Copy every entry word for word. Skip the pictures.

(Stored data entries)

______________________________

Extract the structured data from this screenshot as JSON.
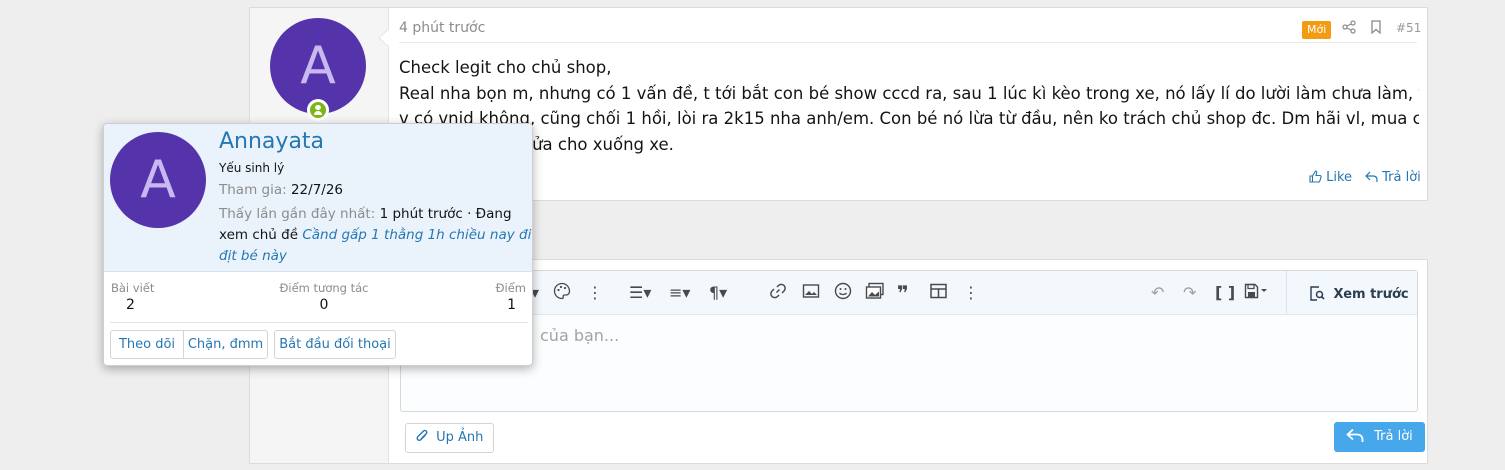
{
  "post": {
    "time": "4 phút trước",
    "badge_new": "Mới",
    "post_number": "#51",
    "avatar_letter": "A",
    "body_lines": [
      "Check legit cho chủ shop,",
      "Real nha bọn m, nhưng có 1 vấn đề, t tới bắt con bé show cccd ra, sau 1 lúc kì kèo trong xe, nó lấy lí do lười làm chưa làm, t hỏi",
      "v có vnid không, cũng chối 1 hồi, lòi ra 2k15 nha anh/em. Con bé nó lừa từ đầu, nên ko trách chủ shop đc. Dm hãi vl, mua cho lì",
      "xì 500k rồi mở cửa cho xuống xe."
    ],
    "like_label": "Like",
    "reply_label": "Trả lời"
  },
  "editor": {
    "placeholder_visible": "của bạn...",
    "preview_label": "Xem trước",
    "upload_label": "Up Ảnh",
    "reply_button": "Trả lời"
  },
  "popup": {
    "avatar_letter": "A",
    "username": "Annayata",
    "user_title": "Yếu sinh lý",
    "joined_label": "Tham gia:",
    "joined_value": "22/7/26",
    "last_seen_label": "Thấy lần gần đây nhất:",
    "last_seen_value": "1 phút trước · Đang",
    "last_seen_value_2": "xem chủ đề",
    "thread_link_1": "Cầnd gấp 1 thằng 1h chiều nay đi",
    "thread_link_2": "địt bé này",
    "stats": [
      {
        "label": "Bài viết",
        "value": "2"
      },
      {
        "label": "Điểm tương tác",
        "value": "0"
      },
      {
        "label": "Điểm",
        "value": "1"
      }
    ],
    "buttons": {
      "follow": "Theo dõi",
      "block": "Chặn, đmm",
      "start_conversation": "Bắt đầu đối thoại"
    }
  },
  "colors": {
    "avatar": "#5533aa",
    "link": "#2577b1",
    "badge_new": "#f39c12",
    "online": "#7cb518",
    "reply_button": "#47a7eb"
  }
}
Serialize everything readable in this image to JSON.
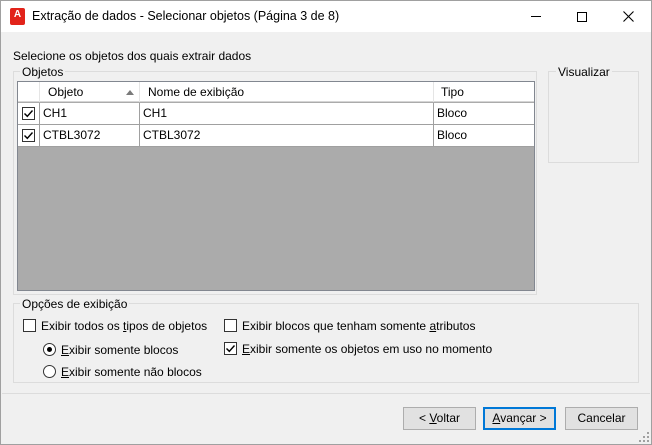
{
  "window": {
    "title": "Extração de dados - Selecionar objetos (Página 3 de 8)",
    "app_icon_letter": "A"
  },
  "prompt": "Selecione os objetos dos quais extrair dados",
  "objects_group": {
    "label": "Objetos",
    "columns": [
      "Objeto",
      "Nome de exibição",
      "Tipo"
    ],
    "sorted_column": "Objeto",
    "rows": [
      {
        "checked": true,
        "object": "CH1",
        "display_name": "CH1",
        "type": "Bloco"
      },
      {
        "checked": true,
        "object": "CTBL3072",
        "display_name": "CTBL3072",
        "type": "Bloco"
      }
    ]
  },
  "preview": {
    "label": "Visualizar"
  },
  "display_options": {
    "label": "Opções de exibição",
    "show_all_types": {
      "pre": "Exibir todos os ",
      "mnemonic": "t",
      "post": "ipos de objetos",
      "checked": false
    },
    "blocks_only": {
      "pre": "",
      "mnemonic": "E",
      "post": "xibir somente blocos",
      "selected": true
    },
    "non_blocks_only": {
      "pre": "",
      "mnemonic": "E",
      "post": "xibir somente não blocos",
      "selected": false
    },
    "blocks_with_attributes": {
      "pre": "Exibir blocos que tenham somente ",
      "mnemonic": "a",
      "post": "tributos",
      "checked": false
    },
    "objects_in_use": {
      "pre": "",
      "mnemonic": "E",
      "post": "xibir somente os objetos em uso no momento",
      "checked": true
    }
  },
  "buttons": {
    "back": {
      "pre": "< ",
      "mnemonic": "V",
      "post": "oltar"
    },
    "next": {
      "pre": "",
      "mnemonic": "A",
      "post": "vançar >"
    },
    "cancel": "Cancelar"
  },
  "colors": {
    "accent": "#0078d7",
    "app_icon": "#e2231a",
    "grid_background": "#ababab"
  }
}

______________________________

### EXERCISE ANSWER:
Extract the structured data from this screenshot as JSON.
{
  "post": {
    "time": "4 phút trước",
    "badge_new": "Mới",
    "post_number": "#51",
    "avatar_letter": "A",
    "body_lines": [
      "Check legit cho chủ shop,",
      "Real nha bọn m, nhưng có 1 vấn đề, t tới bắt con bé show cccd ra, sau 1 lúc kì kèo trong xe, nó lấy lí do lười làm chưa làm, t hỏi",
      "v có vnid không, cũng chối 1 hồi, lòi ra 2k15 nha anh/em. Con bé nó lừa từ đầu, nên ko trách chủ shop đc. Dm hãi vl, mua cho lì",
      "xì 500k rồi mở cửa cho xuống xe."
    ],
    "like_label": "Like",
    "reply_label": "Trả lời"
  },
  "editor": {
    "placeholder_visible": "của bạn...",
    "preview_label": "Xem trước",
    "upload_label": "Up Ảnh",
    "reply_button": "Trả lời"
  },
  "popup": {
    "avatar_letter": "A",
    "username": "Annayata",
    "user_title": "Yếu sinh lý",
    "joined_label": "Tham gia:",
    "joined_value": "22/7/26",
    "last_seen_label": "Thấy lần gần đây nhất:",
    "last_seen_value": "1 phút trước · Đang",
    "last_seen_value_2": "xem chủ đề",
    "thread_link_1": "Cầnd gấp 1 thằng 1h chiều nay đi",
    "thread_link_2": "địt bé này",
    "stats": [
      {
        "label": "Bài viết",
        "value": "2"
      },
      {
        "label": "Điểm tương tác",
        "value": "0"
      },
      {
        "label": "Điểm",
        "value": "1"
      }
    ],
    "buttons": {
      "follow": "Theo dõi",
      "block": "Chặn, đmm",
      "start_conversation": "Bắt đầu đối thoại"
    }
  },
  "colors": {
    "avatar": "#5533aa",
    "link": "#2577b1",
    "badge_new": "#f39c12",
    "online": "#7cb518",
    "reply_button": "#47a7eb"
  }
}
Serialize everything readable in this image to JSON.
{
  "window": {
    "title": "Extração de dados - Selecionar objetos (Página 3 de 8)",
    "app_icon_letter": "A"
  },
  "prompt": "Selecione os objetos dos quais extrair dados",
  "objects_group": {
    "label": "Objetos",
    "columns": [
      "Objeto",
      "Nome de exibição",
      "Tipo"
    ],
    "sorted_column": "Objeto",
    "rows": [
      {
        "checked": true,
        "object": "CH1",
        "display_name": "CH1",
        "type": "Bloco"
      },
      {
        "checked": true,
        "object": "CTBL3072",
        "display_name": "CTBL3072",
        "type": "Bloco"
      }
    ]
  },
  "preview": {
    "label": "Visualizar"
  },
  "display_options": {
    "label": "Opções de exibição",
    "show_all_types": {
      "pre": "Exibir todos os ",
      "mnemonic": "t",
      "post": "ipos de objetos",
      "checked": false
    },
    "blocks_only": {
      "pre": "",
      "mnemonic": "E",
      "post": "xibir somente blocos",
      "selected": true
    },
    "non_blocks_only": {
      "pre": "",
      "mnemonic": "E",
      "post": "xibir somente não blocos",
      "selected": false
    },
    "blocks_with_attributes": {
      "pre": "Exibir blocos que tenham somente ",
      "mnemonic": "a",
      "post": "tributos",
      "checked": false
    },
    "objects_in_use": {
      "pre": "",
      "mnemonic": "E",
      "post": "xibir somente os objetos em uso no momento",
      "checked": true
    }
  },
  "buttons": {
    "back": {
      "pre": "< ",
      "mnemonic": "V",
      "post": "oltar"
    },
    "next": {
      "pre": "",
      "mnemonic": "A",
      "post": "vançar >"
    },
    "cancel": "Cancelar"
  },
  "colors": {
    "accent": "#0078d7",
    "app_icon": "#e2231a",
    "grid_background": "#ababab"
  }
}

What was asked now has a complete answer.